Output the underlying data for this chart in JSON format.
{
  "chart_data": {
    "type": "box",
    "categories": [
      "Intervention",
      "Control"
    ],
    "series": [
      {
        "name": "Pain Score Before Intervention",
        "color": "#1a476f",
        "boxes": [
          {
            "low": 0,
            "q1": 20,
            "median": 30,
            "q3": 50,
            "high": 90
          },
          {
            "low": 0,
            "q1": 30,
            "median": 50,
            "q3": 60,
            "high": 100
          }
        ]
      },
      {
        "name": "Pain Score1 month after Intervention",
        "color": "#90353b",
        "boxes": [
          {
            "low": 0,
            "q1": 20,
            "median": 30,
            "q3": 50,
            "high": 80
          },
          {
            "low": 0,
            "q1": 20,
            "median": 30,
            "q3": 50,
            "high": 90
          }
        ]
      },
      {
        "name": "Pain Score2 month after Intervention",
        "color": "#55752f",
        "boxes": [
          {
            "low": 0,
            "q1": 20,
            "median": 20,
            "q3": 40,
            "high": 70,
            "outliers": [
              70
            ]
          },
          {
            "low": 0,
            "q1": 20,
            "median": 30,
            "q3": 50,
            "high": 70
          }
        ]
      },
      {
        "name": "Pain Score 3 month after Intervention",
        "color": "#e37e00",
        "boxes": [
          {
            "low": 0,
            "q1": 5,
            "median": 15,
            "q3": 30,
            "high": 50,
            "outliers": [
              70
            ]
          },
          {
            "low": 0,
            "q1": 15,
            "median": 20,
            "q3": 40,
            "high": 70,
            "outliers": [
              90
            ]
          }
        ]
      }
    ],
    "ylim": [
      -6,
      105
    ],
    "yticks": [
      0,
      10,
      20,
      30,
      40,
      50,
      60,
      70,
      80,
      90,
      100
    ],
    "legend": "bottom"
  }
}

________________

GOAL OF THE EXERCISE: Show all lines above holding "month".

SOLUTION BELOW:
        "name": "Pain Score1 month after Intervention",
        "name": "Pain Score2 month after Intervention",
        "name": "Pain Score 3 month after Intervention",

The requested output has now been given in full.